[Begin Data records]

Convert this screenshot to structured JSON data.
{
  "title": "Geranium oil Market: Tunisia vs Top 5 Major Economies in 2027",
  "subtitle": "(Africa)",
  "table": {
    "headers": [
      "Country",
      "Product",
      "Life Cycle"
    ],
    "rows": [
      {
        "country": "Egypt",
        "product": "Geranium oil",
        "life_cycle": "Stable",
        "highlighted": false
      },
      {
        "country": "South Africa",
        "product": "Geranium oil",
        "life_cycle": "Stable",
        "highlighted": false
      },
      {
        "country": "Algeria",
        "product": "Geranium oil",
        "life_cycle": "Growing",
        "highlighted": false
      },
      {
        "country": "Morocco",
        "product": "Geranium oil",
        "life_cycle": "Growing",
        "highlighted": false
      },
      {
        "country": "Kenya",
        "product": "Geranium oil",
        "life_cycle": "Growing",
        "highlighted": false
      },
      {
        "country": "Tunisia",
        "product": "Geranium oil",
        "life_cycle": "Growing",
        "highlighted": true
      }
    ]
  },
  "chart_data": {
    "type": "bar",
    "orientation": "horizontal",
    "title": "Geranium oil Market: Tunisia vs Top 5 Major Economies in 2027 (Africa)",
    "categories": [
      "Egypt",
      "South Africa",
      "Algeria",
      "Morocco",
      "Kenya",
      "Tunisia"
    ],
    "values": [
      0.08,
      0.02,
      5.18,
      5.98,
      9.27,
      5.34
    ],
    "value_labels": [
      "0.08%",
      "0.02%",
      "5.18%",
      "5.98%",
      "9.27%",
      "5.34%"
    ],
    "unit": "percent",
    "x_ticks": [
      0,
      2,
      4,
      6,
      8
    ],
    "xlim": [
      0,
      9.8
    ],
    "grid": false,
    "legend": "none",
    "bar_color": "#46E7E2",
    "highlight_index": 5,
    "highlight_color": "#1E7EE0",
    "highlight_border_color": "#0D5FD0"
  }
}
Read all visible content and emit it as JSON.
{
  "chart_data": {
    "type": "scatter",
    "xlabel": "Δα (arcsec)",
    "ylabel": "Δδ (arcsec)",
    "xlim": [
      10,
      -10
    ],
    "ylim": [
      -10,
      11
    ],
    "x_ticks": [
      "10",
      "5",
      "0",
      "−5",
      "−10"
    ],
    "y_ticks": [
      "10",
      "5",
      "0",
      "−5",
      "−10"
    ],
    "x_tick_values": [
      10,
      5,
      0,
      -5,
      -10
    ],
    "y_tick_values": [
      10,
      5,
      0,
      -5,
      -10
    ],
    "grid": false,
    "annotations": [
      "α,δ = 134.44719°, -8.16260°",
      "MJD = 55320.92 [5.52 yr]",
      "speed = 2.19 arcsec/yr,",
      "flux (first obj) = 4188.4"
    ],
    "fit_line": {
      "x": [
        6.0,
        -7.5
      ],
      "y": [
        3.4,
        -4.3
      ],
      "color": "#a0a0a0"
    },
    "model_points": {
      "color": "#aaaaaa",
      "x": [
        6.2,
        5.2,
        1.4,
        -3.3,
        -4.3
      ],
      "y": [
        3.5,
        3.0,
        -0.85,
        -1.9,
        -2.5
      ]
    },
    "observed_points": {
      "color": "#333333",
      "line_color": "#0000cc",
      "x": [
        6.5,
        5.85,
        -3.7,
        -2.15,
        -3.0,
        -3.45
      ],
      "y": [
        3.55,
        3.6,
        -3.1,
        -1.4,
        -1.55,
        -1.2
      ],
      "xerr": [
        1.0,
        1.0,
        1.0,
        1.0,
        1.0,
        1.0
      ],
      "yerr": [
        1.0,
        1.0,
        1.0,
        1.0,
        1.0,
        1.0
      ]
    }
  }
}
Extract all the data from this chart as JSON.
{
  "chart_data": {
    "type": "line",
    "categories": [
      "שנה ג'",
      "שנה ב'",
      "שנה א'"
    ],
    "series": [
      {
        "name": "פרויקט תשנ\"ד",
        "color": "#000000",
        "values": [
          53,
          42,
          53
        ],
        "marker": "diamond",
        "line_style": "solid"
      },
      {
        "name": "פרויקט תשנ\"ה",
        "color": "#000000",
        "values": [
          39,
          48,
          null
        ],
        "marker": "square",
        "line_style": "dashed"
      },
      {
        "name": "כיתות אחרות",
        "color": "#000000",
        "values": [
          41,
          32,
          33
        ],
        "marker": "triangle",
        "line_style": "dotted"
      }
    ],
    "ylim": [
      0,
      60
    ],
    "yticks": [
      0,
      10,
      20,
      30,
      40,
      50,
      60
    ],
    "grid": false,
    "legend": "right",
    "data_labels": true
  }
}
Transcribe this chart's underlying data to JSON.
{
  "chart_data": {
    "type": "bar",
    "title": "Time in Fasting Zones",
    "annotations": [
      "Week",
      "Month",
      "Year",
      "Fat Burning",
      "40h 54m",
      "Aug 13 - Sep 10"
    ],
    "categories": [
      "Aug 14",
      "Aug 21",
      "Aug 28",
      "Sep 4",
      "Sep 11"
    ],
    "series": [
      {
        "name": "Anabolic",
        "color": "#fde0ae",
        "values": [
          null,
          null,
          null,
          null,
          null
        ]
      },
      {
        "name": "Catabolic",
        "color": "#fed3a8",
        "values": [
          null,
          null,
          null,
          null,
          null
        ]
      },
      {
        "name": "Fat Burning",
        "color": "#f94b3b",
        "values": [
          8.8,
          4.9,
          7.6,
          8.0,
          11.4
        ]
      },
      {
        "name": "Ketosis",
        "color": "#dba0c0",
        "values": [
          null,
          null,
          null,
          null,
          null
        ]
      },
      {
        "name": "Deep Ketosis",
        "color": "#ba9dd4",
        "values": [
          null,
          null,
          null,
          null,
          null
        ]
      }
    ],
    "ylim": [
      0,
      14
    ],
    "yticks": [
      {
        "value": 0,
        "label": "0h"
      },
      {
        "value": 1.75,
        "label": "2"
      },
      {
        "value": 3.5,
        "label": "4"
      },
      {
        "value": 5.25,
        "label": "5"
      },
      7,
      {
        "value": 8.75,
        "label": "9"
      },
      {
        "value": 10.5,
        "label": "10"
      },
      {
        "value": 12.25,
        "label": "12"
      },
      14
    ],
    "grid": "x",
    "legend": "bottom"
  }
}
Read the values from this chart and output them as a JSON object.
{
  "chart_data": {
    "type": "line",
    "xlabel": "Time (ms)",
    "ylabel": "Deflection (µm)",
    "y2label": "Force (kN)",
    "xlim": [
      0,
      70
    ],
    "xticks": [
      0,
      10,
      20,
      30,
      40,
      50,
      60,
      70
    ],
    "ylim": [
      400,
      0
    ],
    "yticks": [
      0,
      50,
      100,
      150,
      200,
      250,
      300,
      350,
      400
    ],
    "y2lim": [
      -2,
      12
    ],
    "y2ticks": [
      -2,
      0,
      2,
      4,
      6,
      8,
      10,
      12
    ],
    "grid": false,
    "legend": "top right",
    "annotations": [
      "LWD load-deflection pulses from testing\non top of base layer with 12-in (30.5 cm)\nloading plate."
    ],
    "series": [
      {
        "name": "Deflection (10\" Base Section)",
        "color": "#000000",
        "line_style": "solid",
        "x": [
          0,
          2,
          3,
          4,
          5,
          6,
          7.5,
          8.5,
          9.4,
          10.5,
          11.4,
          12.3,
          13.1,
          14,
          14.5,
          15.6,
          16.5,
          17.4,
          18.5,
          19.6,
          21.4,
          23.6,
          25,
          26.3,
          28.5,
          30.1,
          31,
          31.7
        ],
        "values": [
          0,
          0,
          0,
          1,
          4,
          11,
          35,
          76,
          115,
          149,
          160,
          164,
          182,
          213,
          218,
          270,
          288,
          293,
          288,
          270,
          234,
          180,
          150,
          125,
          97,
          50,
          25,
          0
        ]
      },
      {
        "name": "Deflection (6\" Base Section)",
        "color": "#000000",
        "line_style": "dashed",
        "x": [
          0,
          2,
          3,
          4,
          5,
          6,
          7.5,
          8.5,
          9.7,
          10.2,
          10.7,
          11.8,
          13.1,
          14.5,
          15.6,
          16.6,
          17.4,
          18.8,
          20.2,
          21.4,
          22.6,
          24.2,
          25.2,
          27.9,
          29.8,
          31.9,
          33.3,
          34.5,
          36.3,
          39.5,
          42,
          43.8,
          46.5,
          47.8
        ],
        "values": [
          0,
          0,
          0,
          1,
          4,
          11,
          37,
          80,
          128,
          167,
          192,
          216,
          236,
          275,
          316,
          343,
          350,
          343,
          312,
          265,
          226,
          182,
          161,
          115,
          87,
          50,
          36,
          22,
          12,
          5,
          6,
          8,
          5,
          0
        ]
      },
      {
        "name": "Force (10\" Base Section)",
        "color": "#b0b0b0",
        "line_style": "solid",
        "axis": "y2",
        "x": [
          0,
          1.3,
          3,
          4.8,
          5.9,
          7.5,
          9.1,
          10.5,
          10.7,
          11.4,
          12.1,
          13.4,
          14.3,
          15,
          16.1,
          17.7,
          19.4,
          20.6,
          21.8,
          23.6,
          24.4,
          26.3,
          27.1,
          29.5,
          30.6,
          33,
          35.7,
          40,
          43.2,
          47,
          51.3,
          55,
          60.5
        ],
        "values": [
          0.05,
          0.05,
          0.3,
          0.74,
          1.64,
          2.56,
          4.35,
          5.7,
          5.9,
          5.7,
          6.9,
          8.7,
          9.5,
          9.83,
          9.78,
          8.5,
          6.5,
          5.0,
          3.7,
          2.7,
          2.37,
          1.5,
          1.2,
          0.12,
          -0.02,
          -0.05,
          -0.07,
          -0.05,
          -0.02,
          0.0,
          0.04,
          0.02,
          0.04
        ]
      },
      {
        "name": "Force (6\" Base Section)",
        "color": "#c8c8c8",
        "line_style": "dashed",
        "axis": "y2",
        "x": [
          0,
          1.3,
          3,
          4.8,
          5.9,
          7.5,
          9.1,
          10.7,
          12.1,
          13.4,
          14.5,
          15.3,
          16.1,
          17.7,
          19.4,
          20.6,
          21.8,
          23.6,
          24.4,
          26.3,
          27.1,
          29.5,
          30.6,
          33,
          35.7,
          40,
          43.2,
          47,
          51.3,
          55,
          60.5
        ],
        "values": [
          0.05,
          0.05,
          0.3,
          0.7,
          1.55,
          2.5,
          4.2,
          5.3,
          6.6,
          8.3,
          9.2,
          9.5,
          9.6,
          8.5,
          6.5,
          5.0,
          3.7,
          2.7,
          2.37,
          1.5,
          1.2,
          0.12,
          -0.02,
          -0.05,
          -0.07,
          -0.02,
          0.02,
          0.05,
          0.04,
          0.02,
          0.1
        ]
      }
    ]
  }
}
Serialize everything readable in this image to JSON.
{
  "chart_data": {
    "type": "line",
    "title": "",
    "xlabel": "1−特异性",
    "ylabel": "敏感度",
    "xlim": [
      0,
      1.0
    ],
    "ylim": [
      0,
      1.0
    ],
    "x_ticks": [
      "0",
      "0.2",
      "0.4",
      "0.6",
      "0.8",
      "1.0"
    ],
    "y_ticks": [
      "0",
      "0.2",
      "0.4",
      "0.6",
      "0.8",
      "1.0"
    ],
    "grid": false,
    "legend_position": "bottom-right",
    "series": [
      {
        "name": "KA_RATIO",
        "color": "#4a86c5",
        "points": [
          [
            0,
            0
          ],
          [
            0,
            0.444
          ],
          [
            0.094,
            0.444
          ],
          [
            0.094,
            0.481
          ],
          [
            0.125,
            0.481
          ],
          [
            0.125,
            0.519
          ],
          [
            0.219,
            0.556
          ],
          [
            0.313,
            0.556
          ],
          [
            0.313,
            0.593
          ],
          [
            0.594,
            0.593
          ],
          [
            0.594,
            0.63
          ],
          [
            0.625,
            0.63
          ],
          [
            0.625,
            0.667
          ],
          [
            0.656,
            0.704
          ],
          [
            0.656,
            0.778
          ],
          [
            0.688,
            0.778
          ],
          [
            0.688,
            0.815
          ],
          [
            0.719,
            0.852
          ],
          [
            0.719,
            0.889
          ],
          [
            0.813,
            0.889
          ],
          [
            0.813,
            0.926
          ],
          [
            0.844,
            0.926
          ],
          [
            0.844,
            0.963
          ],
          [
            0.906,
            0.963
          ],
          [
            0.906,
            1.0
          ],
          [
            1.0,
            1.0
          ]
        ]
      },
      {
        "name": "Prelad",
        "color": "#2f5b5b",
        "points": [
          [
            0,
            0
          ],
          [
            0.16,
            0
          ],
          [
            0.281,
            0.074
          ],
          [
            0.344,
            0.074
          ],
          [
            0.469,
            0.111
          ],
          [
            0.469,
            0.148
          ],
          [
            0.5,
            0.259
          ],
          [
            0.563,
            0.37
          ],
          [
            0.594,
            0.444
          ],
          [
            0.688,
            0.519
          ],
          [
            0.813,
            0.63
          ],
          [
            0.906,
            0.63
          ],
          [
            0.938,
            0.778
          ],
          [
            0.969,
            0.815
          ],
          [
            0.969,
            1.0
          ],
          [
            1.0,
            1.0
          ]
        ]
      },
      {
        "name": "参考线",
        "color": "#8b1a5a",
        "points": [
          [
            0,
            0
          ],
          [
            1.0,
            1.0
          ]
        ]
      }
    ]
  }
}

[End Data records]

Stated goal:
Filter the listing above by the word "right"; copy each line that passes.

Result of this task:
    "legend": "right",
    "legend": "top right",
    "legend_position": "bottom-right",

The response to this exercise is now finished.